§ Provided data

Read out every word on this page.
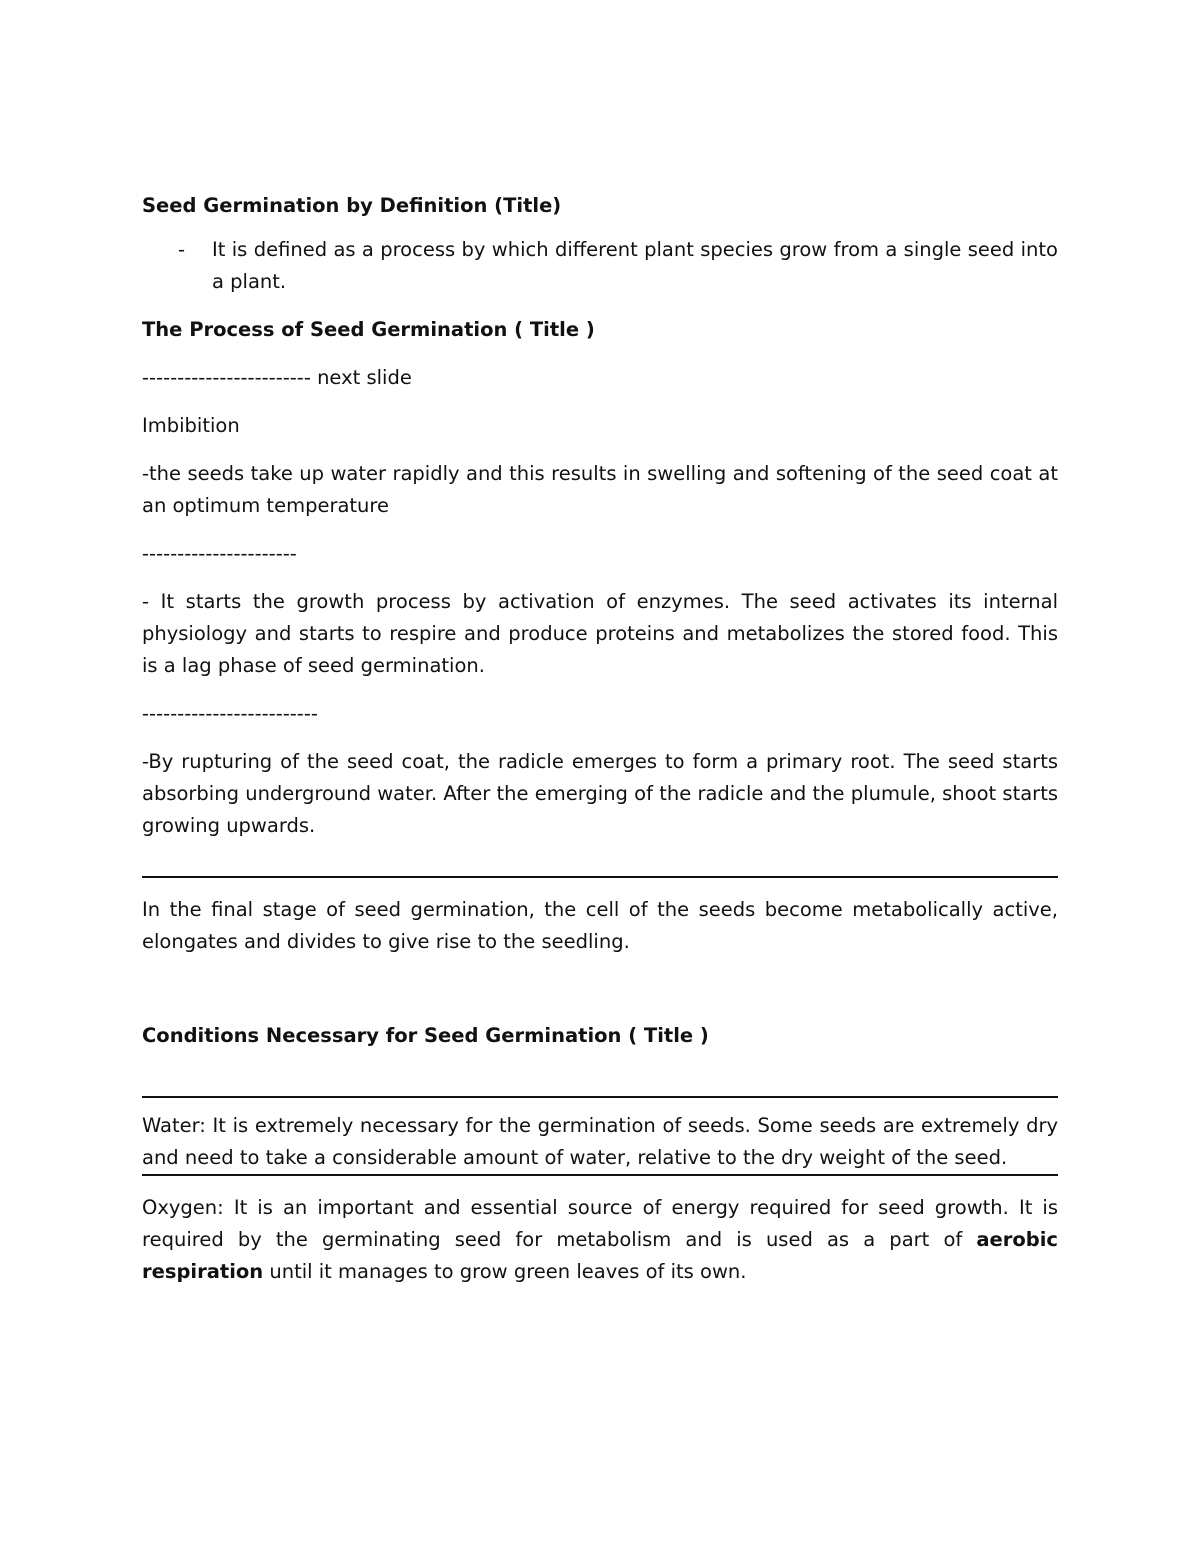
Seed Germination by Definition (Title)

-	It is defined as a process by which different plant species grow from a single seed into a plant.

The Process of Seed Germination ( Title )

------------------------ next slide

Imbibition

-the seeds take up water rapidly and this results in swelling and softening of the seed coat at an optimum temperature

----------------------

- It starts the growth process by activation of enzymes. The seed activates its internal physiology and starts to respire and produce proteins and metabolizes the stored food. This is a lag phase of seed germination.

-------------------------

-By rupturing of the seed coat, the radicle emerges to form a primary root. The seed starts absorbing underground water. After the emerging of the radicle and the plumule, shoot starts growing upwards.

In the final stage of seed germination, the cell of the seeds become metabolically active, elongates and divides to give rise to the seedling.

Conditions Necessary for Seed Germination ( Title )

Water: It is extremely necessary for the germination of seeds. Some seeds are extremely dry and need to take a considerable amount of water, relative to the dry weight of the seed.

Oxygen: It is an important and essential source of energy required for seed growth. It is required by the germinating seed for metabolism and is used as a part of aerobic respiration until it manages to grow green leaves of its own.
--
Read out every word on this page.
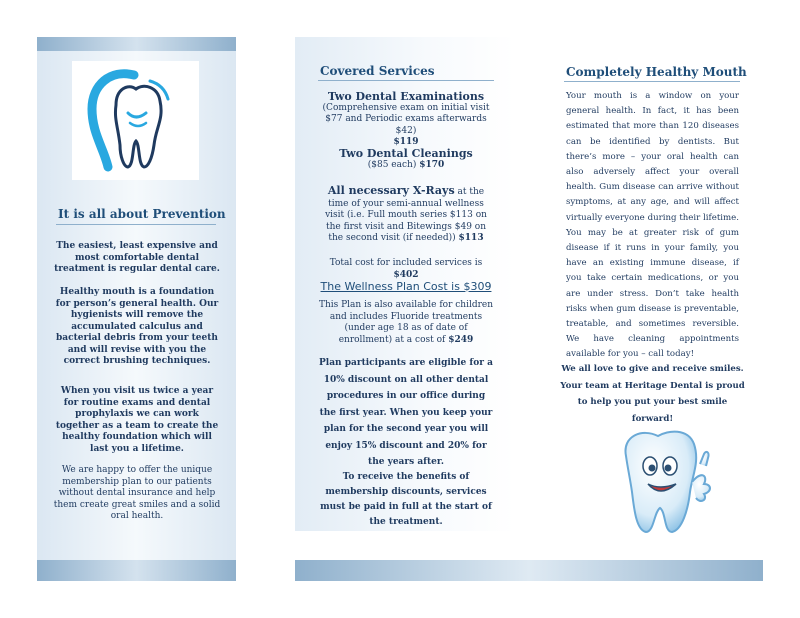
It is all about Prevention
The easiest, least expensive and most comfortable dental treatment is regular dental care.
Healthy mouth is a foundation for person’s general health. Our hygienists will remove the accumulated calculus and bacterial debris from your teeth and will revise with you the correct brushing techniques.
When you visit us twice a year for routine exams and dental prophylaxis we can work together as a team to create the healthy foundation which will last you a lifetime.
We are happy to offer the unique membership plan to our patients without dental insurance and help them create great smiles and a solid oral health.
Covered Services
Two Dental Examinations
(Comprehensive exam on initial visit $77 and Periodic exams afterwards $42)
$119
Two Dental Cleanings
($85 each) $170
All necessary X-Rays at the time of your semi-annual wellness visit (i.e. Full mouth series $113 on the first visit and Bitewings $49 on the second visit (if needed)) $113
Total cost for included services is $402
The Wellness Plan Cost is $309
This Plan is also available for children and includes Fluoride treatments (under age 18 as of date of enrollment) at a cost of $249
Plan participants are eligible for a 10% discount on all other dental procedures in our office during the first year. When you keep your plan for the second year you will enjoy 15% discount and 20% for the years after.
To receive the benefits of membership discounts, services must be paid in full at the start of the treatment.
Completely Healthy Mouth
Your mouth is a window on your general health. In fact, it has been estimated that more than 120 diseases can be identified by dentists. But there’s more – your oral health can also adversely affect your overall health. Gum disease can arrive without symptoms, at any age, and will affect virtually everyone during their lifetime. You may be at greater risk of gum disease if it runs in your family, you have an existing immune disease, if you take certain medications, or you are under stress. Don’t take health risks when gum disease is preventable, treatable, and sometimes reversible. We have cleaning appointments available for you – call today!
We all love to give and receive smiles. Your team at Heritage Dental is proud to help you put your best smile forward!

§ Task item
List each line in the listing that contains the string "smiles".

§ Reply
We are happy to offer the unique membership plan to our patients without dental insurance and help them create great smiles and a solid oral health.
We all love to give and receive smiles. Your team at Heritage Dental is proud to help you put your best smile forward!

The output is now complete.